— begin Records supplied —

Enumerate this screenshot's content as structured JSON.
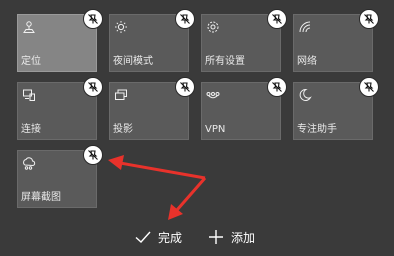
{
  "tiles": [
    {
      "label": "定位",
      "icon": "location-icon",
      "active": true
    },
    {
      "label": "夜间模式",
      "icon": "night-light-icon",
      "active": false
    },
    {
      "label": "所有设置",
      "icon": "settings-icon",
      "active": false
    },
    {
      "label": "网络",
      "icon": "network-icon",
      "active": false
    },
    {
      "label": "连接",
      "icon": "connect-icon",
      "active": false
    },
    {
      "label": "投影",
      "icon": "project-icon",
      "active": false
    },
    {
      "label": "VPN",
      "icon": "vpn-icon",
      "active": false
    },
    {
      "label": "专注助手",
      "icon": "focus-assist-icon",
      "active": false
    },
    {
      "label": "屏幕截图",
      "icon": "screen-snip-icon",
      "active": false
    }
  ],
  "actions": {
    "done_label": "完成",
    "add_label": "添加"
  },
  "colors": {
    "background": "#3a3a3a",
    "tile": "#5a5a5a",
    "tile_active": "#858585",
    "annotation_arrow": "#e8322b"
  }
}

— end Records supplied —

▶ _Stated task_:
Repeat each entry exactly. Pictures do not belong in the copy.

▶ _Answer for the task_:
Enumerate this screenshot's content as structured JSON.
{
  "tiles": [
    {
      "label": "定位",
      "icon": "location-icon",
      "active": true
    },
    {
      "label": "夜间模式",
      "icon": "night-light-icon",
      "active": false
    },
    {
      "label": "所有设置",
      "icon": "settings-icon",
      "active": false
    },
    {
      "label": "网络",
      "icon": "network-icon",
      "active": false
    },
    {
      "label": "连接",
      "icon": "connect-icon",
      "active": false
    },
    {
      "label": "投影",
      "icon": "project-icon",
      "active": false
    },
    {
      "label": "VPN",
      "icon": "vpn-icon",
      "active": false
    },
    {
      "label": "专注助手",
      "icon": "focus-assist-icon",
      "active": false
    },
    {
      "label": "屏幕截图",
      "icon": "screen-snip-icon",
      "active": false
    }
  ],
  "actions": {
    "done_label": "完成",
    "add_label": "添加"
  },
  "colors": {
    "background": "#3a3a3a",
    "tile": "#5a5a5a",
    "tile_active": "#858585",
    "annotation_arrow": "#e8322b"
  }
}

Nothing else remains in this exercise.